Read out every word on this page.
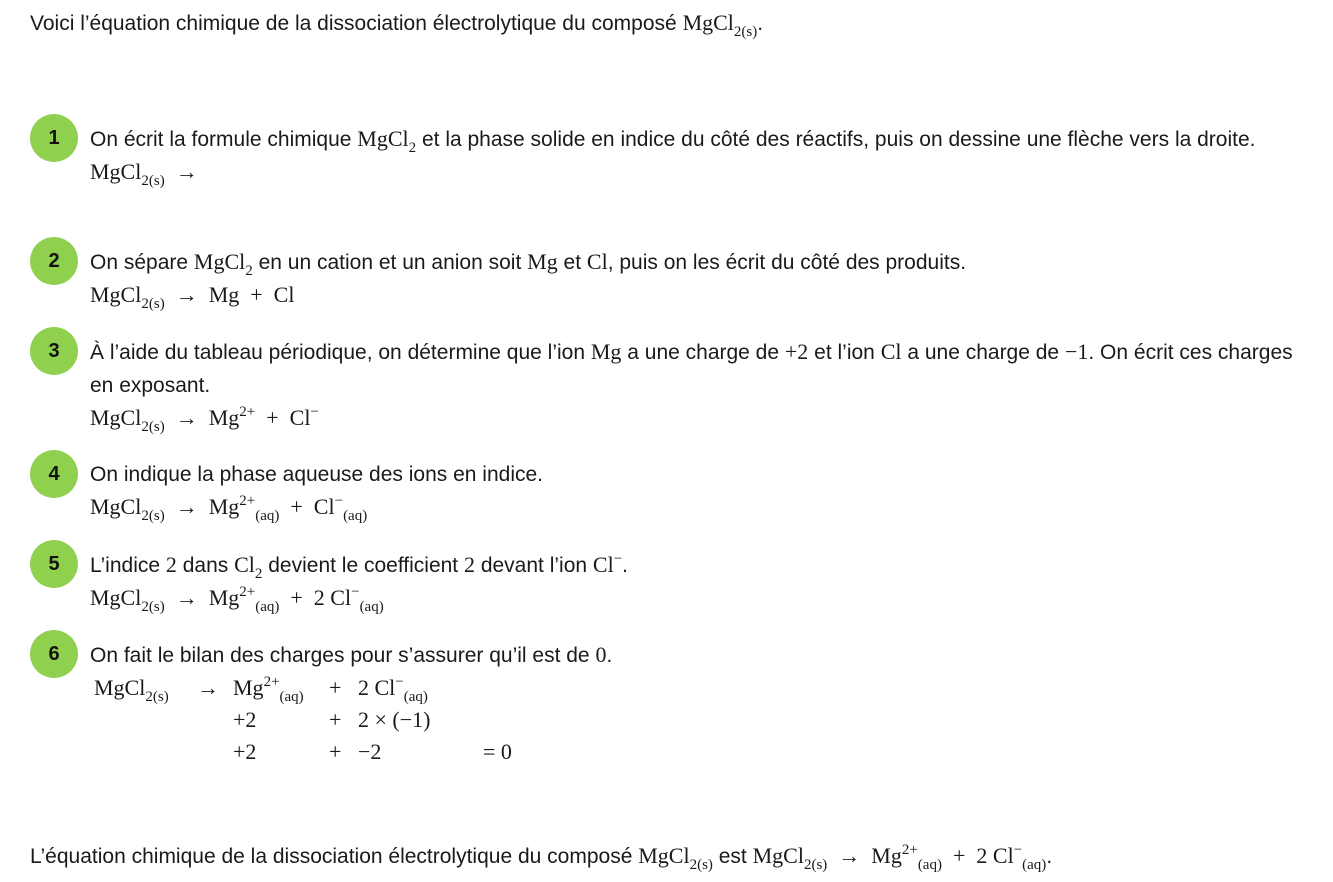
Voici l’équation chimique de la dissociation électrolytique du composé MgCl$_{2(s)}$.
1	On écrit la formule chimique MgCl$_2$ et la phase solide en indice du côté des réactifs, puis on dessine une flèche vers la droite.
MgCl$_{2(s)}$ →
2	On sépare MgCl$_2$ en un cation et un anion soit Mg et Cl, puis on les écrit du côté des produits.
MgCl$_{2(s)}$ → Mg + Cl
3	À l’aide du tableau périodique, on détermine que l’ion Mg a une charge de +2 et l’ion Cl a une charge de −1. On écrit ces charges en exposant.
MgCl$_{2(s)}$ → $Mg^{2+} + Cl^-$
4	On indique la phase aqueuse des ions en indice.
MgCl$_{2(s)}$ → $Mg^{2+}_{(aq)} + Cl^-_{(aq)}$
5	L’indice 2 dans $Cl_2$ devient le coefficient 2 devant l’ion Cl−.
MgCl$_{2(s)}$ → $Mg^{2+}_{(aq)} + 2$ $Cl^-_{(aq)}$
6	On fait le bilan des charges pour s’assurer qu’il est de 0.
MgCl$_{2(s)}$	→	$Mg^{2+}_{(aq)}$	+	2 $Cl^-_{(aq)}$	
		+2	+	2 × (−1)	
		+2	+	−2	= 0
L’équation chimique de la dissociation électrolytique du composé MgCl$_{2(s)}$ est MgCl$_{2(s)}$ → $Mg^{2+}_{(aq)} + 2$ $Cl^-_{(aq)}$.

━━━━━━━━━━

Check each line of the data above for the word "charges", then state how many lines have it. Give the number alone.

2